Stored records
+++
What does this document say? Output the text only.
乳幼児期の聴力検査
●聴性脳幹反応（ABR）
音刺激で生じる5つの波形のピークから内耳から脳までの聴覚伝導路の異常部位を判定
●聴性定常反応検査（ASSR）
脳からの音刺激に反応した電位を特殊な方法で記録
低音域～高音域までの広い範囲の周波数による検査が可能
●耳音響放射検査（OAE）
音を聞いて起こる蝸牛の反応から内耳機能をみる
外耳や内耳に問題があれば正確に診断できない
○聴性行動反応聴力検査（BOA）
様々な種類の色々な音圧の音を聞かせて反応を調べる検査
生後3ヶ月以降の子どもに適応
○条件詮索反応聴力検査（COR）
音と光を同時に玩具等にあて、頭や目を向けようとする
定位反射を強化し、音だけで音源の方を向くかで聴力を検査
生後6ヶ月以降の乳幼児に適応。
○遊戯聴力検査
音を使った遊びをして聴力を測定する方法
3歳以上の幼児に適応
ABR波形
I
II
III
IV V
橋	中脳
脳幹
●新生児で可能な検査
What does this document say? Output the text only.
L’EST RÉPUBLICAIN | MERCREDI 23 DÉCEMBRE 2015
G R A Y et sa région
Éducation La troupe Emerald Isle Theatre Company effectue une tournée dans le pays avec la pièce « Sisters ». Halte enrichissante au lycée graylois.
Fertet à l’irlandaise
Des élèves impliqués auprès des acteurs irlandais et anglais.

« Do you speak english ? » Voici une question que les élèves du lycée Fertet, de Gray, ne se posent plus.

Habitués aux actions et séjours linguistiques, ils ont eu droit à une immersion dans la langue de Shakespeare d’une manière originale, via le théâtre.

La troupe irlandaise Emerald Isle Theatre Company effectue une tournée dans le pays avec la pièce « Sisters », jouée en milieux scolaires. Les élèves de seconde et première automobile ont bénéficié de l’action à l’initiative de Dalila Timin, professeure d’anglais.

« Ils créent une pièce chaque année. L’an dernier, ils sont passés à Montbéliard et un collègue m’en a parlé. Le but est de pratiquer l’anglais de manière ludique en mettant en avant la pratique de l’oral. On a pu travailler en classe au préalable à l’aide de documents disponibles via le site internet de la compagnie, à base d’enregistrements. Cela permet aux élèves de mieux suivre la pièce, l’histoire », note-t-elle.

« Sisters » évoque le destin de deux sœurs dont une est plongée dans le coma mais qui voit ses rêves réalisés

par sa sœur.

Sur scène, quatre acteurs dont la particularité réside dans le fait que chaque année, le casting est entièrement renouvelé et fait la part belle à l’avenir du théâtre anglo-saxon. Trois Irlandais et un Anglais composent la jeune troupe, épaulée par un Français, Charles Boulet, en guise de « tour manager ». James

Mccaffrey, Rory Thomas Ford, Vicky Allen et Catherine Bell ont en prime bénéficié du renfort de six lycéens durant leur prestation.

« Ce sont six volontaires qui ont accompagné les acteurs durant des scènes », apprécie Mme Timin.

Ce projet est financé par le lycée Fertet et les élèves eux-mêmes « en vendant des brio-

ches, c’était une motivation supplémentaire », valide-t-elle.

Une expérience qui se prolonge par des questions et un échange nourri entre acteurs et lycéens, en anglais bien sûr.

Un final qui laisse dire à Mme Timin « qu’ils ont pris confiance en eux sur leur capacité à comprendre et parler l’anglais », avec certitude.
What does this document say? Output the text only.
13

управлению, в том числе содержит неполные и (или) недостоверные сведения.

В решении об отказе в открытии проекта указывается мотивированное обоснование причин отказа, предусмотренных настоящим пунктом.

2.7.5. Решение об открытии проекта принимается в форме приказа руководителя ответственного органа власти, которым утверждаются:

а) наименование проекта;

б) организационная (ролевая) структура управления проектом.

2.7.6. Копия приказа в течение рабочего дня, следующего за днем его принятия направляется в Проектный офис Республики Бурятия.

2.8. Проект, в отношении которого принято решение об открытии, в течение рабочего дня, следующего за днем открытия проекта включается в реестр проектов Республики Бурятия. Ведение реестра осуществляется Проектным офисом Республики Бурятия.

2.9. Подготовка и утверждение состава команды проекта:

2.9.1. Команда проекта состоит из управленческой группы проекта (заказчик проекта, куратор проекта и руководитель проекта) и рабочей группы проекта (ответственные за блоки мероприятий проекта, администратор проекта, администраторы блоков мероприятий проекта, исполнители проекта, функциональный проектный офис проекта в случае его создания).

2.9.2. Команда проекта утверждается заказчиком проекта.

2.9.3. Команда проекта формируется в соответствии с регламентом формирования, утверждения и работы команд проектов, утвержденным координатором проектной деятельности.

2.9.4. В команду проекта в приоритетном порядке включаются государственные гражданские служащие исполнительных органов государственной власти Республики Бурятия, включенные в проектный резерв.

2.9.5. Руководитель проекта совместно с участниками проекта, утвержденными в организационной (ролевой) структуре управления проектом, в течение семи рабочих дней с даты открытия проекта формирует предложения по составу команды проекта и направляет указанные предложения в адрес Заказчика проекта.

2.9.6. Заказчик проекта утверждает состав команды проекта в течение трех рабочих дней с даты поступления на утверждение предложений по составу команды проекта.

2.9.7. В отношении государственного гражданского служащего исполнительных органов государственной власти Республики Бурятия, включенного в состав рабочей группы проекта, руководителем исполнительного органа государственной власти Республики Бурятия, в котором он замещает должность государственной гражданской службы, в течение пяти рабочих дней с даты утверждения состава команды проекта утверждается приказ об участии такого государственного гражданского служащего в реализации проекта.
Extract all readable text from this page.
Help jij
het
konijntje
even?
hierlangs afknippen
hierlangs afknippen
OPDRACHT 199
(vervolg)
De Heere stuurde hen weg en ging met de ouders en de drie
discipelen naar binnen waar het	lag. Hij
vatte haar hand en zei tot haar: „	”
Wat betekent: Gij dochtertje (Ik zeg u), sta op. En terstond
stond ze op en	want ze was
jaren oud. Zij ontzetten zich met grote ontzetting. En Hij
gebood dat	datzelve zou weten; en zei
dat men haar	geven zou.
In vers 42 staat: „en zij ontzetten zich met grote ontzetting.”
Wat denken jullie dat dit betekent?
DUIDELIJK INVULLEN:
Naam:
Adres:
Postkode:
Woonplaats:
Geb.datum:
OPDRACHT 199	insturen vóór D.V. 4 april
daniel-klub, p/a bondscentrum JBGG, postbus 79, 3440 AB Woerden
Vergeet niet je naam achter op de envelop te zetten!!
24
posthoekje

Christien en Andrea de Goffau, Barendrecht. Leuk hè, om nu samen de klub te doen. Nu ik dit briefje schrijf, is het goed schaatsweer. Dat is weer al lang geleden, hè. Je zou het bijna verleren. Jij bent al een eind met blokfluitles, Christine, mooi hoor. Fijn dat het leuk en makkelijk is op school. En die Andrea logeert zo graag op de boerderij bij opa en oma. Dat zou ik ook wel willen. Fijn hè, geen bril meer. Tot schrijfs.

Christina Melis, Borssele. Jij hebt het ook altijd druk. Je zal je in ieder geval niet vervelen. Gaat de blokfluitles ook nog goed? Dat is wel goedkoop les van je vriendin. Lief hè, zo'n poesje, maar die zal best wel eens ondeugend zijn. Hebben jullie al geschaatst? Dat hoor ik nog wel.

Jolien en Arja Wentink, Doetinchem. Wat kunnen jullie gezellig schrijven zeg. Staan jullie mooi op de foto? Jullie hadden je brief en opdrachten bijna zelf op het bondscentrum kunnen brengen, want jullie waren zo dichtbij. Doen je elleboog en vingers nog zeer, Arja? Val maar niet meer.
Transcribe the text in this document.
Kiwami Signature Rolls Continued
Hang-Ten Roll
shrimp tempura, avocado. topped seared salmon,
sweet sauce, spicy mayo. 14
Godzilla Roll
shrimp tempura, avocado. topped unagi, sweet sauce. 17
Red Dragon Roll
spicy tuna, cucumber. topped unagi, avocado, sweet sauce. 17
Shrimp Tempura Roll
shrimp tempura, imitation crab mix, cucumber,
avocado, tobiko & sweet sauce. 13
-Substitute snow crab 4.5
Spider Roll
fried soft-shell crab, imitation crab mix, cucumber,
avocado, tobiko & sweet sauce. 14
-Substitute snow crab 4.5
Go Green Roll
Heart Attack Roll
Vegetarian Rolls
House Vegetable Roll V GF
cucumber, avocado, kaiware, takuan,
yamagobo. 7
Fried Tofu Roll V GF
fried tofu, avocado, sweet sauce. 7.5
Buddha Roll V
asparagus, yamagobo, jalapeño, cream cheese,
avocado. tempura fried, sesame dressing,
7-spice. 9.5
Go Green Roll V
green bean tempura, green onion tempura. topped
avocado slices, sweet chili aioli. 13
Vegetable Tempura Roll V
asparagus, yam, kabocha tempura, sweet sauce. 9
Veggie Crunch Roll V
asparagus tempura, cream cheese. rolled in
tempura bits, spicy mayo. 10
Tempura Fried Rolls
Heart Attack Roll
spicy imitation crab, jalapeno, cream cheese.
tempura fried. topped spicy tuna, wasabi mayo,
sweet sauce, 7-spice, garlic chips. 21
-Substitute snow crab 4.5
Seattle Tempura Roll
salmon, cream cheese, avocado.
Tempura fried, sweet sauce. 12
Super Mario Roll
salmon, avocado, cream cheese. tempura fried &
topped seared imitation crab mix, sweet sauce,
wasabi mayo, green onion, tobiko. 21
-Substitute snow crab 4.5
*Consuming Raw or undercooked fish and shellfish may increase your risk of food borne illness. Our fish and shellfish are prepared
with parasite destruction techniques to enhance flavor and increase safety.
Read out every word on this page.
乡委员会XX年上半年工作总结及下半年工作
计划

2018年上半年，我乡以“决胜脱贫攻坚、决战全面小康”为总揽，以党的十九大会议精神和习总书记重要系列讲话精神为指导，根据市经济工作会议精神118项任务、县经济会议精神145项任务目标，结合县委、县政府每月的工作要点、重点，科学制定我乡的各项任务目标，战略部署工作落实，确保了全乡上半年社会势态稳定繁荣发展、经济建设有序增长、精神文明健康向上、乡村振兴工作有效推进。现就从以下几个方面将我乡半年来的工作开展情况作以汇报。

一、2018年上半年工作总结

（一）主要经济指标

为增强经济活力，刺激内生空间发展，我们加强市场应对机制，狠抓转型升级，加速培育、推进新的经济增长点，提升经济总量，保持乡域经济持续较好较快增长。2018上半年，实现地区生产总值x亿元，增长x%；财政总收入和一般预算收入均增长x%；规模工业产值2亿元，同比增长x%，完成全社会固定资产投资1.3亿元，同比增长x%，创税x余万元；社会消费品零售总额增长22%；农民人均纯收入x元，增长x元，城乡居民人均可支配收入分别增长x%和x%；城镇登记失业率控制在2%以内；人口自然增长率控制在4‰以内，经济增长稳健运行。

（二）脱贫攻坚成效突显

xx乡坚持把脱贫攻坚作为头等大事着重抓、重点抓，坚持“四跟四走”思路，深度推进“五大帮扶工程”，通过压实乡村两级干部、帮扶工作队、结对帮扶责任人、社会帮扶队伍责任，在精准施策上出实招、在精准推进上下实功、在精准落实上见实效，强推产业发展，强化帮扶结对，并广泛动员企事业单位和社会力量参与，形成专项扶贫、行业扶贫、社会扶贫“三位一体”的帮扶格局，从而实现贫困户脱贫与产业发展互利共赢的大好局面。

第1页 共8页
+++
To do ▸ Answer with a single number: the count of lines holding the word "Timin".

Response to this exercise ▸ 3